Extracted information:
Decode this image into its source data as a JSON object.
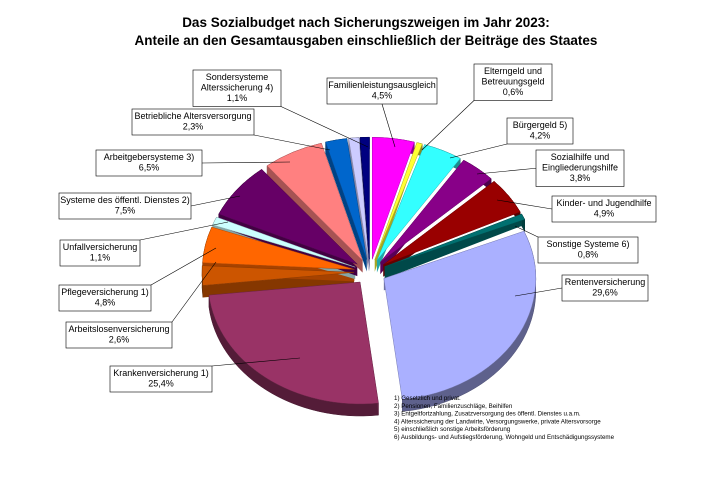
{
  "chart_data": {
    "type": "pie",
    "title_line1": "Das Sozialbudget nach Sicherungszweigen im Jahr 2023:",
    "title_line2": "Anteile an den Gesamtausgaben einschließlich der Beiträge des Staates",
    "slices": [
      {
        "name_lines": [
          "Familienleistungsausgleich"
        ],
        "value_label": "4,5%",
        "value": 4.5,
        "color": "#ff00ff"
      },
      {
        "name_lines": [
          "Elterngeld  und",
          "Betreuungsgeld"
        ],
        "value_label": "0,6%",
        "value": 0.6,
        "color": "#ffff33"
      },
      {
        "name_lines": [
          "Bürgergeld  5)"
        ],
        "value_label": "4,2%",
        "value": 4.2,
        "color": "#33ffff"
      },
      {
        "name_lines": [
          "Sozialhilfe und",
          "Eingliederungshilfe"
        ],
        "value_label": "3,8%",
        "value": 3.8,
        "color": "#880088"
      },
      {
        "name_lines": [
          "Kinder- und Jugendhilfe"
        ],
        "value_label": "4,9%",
        "value": 4.9,
        "color": "#990000"
      },
      {
        "name_lines": [
          "Sonstige  Systeme  6)"
        ],
        "value_label": "0,8%",
        "value": 0.8,
        "color": "#007070"
      },
      {
        "name_lines": [
          "Rentenversicherung"
        ],
        "value_label": "29,6%",
        "value": 29.6,
        "color": "#aab0ff"
      },
      {
        "name_lines": [
          "Krankenversicherung  1)"
        ],
        "value_label": "25,4%",
        "value": 25.4,
        "color": "#993366"
      },
      {
        "name_lines": [
          "Arbeitslosenversicherung"
        ],
        "value_label": "2,6%",
        "value": 2.6,
        "color": "#cc5500"
      },
      {
        "name_lines": [
          "Pflegeversicherung  1)"
        ],
        "value_label": "4,8%",
        "value": 4.8,
        "color": "#ff6600"
      },
      {
        "name_lines": [
          "Unfallversicherung"
        ],
        "value_label": "1,1%",
        "value": 1.1,
        "color": "#ccffff"
      },
      {
        "name_lines": [
          "Systeme des öffentl.  Dienstes 2)"
        ],
        "value_label": "7,5%",
        "value": 7.5,
        "color": "#660066"
      },
      {
        "name_lines": [
          "Arbeitgebersysteme  3)"
        ],
        "value_label": "6,5%",
        "value": 6.5,
        "color": "#ff8080"
      },
      {
        "name_lines": [
          "Betriebliche  Altersversorgung"
        ],
        "value_label": "2,3%",
        "value": 2.3,
        "color": "#0066cc"
      },
      {
        "name_lines": [
          "Sondersysteme",
          "Alterssicherung  4)"
        ],
        "value_label": "1,1%",
        "value": 1.1,
        "color": "#ccccff"
      },
      {
        "name_lines": [],
        "value_label": "",
        "value": 1.0,
        "color": "#000080"
      }
    ],
    "footnotes": [
      "1) Gesetzlich  und privat.",
      "2) Pensionen,  Familienzuschläge,  Beihilfen",
      "3) Entgeltfortzahlung,  Zusatzversorgung  des öffentl.  Dienstes  u.a.m.",
      "4) Alterssicherung  der Landwirte,  Versorgungswerke,  private  Altersvorsorge",
      "5) einschließlich  sonstige  Arbeitsförderung",
      "6) Ausbildungs-  und Aufstiegsförderung,  Wohngeld und Entschädigungssysteme"
    ]
  }
}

What needs to be done: Find every line that has "einschließlich" in it, then return those lines.

Final result:
    "title_line2": "Anteile an den Gesamtausgaben einschließlich der Beiträge des Staates",
      "5) einschließlich  sonstige  Arbeitsförderung",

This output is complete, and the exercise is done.